- **GOAL OF THE EXERCISE**:
Read the lines that follow and pick out every one containing the word "elektrycznej".
—————
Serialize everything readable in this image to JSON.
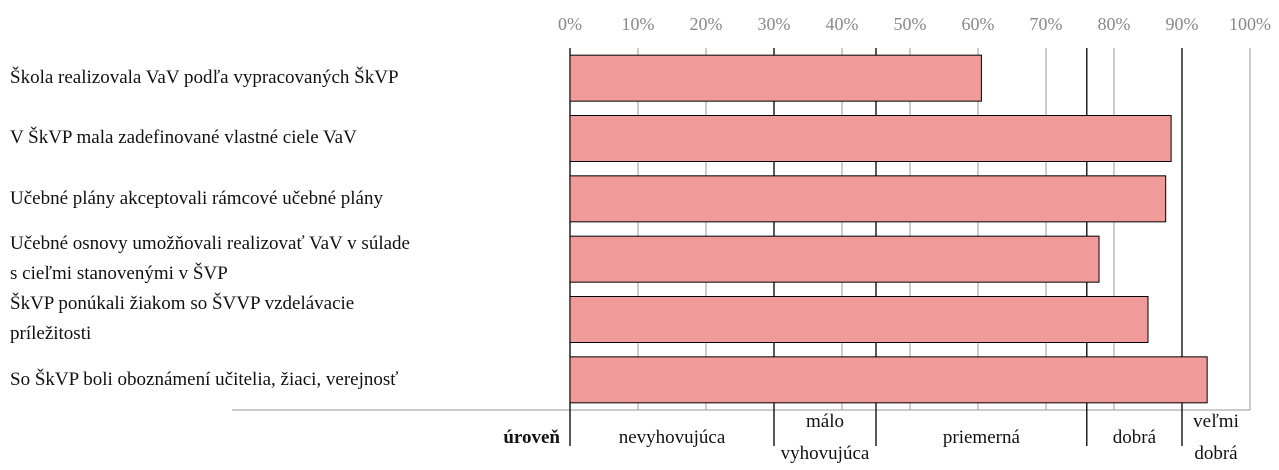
{
  "chart_data": {
    "type": "bar",
    "orientation": "horizontal",
    "categories": [
      "Škola realizovala VaV podľa vypracovaných ŠkVP",
      "V ŠkVP mala zadefinované vlastné ciele VaV",
      "Učebné plány akceptovali rámcové učebné plány",
      "Učebné osnovy umožňovali realizovať VaV v súlade\ns cieľmi stanovenými v ŠVP",
      "ŠkVP ponúkali žiakom so ŠVVP vzdelávacie\npríležitosti",
      "So ŠkVP boli oboznámení učitelia, žiaci, verejnosť"
    ],
    "values": [
      60.5,
      88.4,
      87.6,
      77.8,
      85,
      93.7
    ],
    "color": "#f09a9a",
    "xlim": [
      0,
      100
    ],
    "xticks": [
      {
        "value": 0,
        "label": "0%"
      },
      {
        "value": 10,
        "label": "10%"
      },
      {
        "value": 20,
        "label": "20%"
      },
      {
        "value": 30,
        "label": "30%"
      },
      {
        "value": 40,
        "label": "40%"
      },
      {
        "value": 50,
        "label": "50%"
      },
      {
        "value": 60,
        "label": "60%"
      },
      {
        "value": 70,
        "label": "70%"
      },
      {
        "value": 80,
        "label": "80%"
      },
      {
        "value": 90,
        "label": "90%"
      },
      {
        "value": 100,
        "label": "100%"
      }
    ],
    "grid": true,
    "levels": {
      "title": "úroveň",
      "bands": [
        {
          "label": "nevyhovujúca",
          "from": 0,
          "to": 30
        },
        {
          "label": "málo\nvyhovujúca",
          "from": 30,
          "to": 45
        },
        {
          "label": "priemerná",
          "from": 45,
          "to": 76
        },
        {
          "label": "dobrá",
          "from": 76,
          "to": 90
        },
        {
          "label": "veľmi\ndobrá",
          "from": 90,
          "to": 100
        }
      ]
    }
  }
}
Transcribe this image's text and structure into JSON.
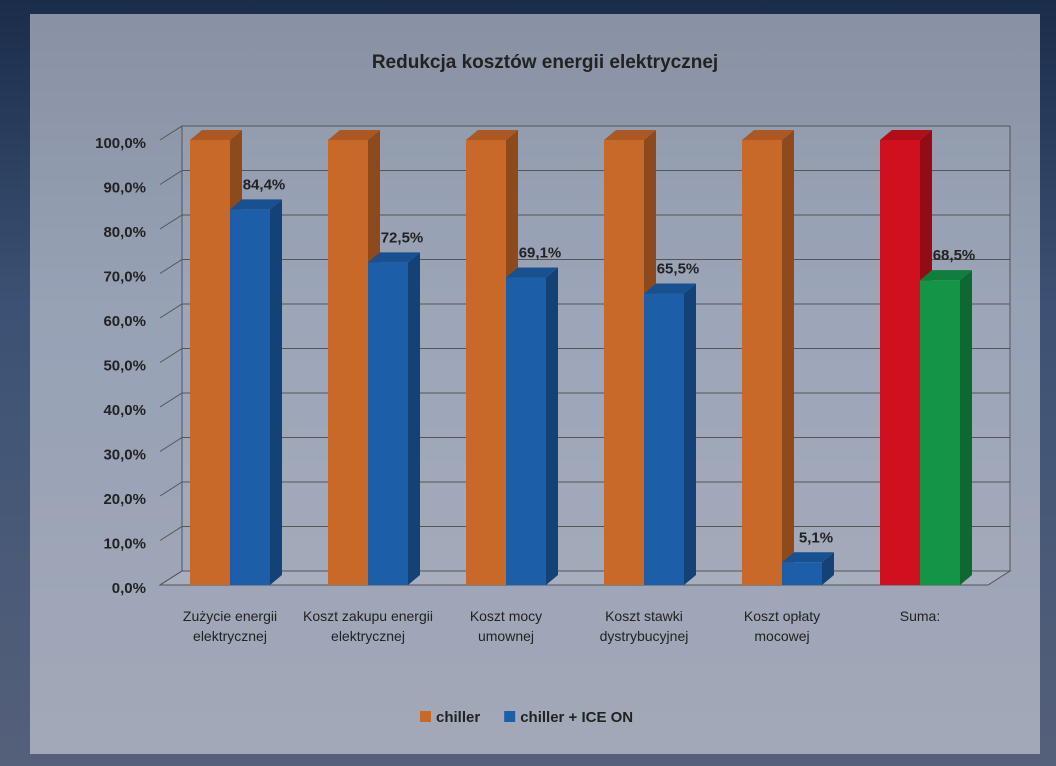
{
  "chart_data": {
    "type": "bar3d",
    "title": "Redukcja kosztów energii elektrycznej",
    "categories": [
      "Zużycie energii elektrycznej",
      "Koszt zakupu energii elektrycznej",
      "Koszt mocy umownej",
      "Koszt stawki dystrybucyjnej",
      "Koszt opłaty mocowej",
      "Suma:"
    ],
    "series": [
      {
        "name": "chiller",
        "color": "#c8692a",
        "colors": [
          "#c8692a",
          "#c8692a",
          "#c8692a",
          "#c8692a",
          "#c8692a",
          "#d0101e"
        ],
        "values": [
          100,
          100,
          100,
          100,
          100,
          100
        ]
      },
      {
        "name": "chiller + ICE ON",
        "color": "#1d5ea8",
        "colors": [
          "#1d5ea8",
          "#1d5ea8",
          "#1d5ea8",
          "#1d5ea8",
          "#1d5ea8",
          "#139447"
        ],
        "values": [
          84.4,
          72.5,
          69.1,
          65.5,
          5.1,
          68.5
        ],
        "value_labels": [
          "84,4%",
          "72,5%",
          "69,1%",
          "65,5%",
          "5,1%",
          "68,5%"
        ]
      }
    ],
    "ylim": [
      0,
      100
    ],
    "yticks": [
      {
        "value": 0,
        "label": "0,0%"
      },
      {
        "value": 10,
        "label": "10,0%"
      },
      {
        "value": 20,
        "label": "20,0%"
      },
      {
        "value": 30,
        "label": "30,0%"
      },
      {
        "value": 40,
        "label": "40,0%"
      },
      {
        "value": 50,
        "label": "50,0%"
      },
      {
        "value": 60,
        "label": "60,0%"
      },
      {
        "value": 70,
        "label": "70,0%"
      },
      {
        "value": 80,
        "label": "80,0%"
      },
      {
        "value": 90,
        "label": "90,0%"
      },
      {
        "value": 100,
        "label": "100,0%"
      }
    ],
    "grid": true,
    "legend": "bottom"
  }
}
—————
- **TASK OUTPUT**:
    "title": "Redukcja kosztów energii elektrycznej",
      "Zużycie energii elektrycznej",
      "Koszt zakupu energii elektrycznej",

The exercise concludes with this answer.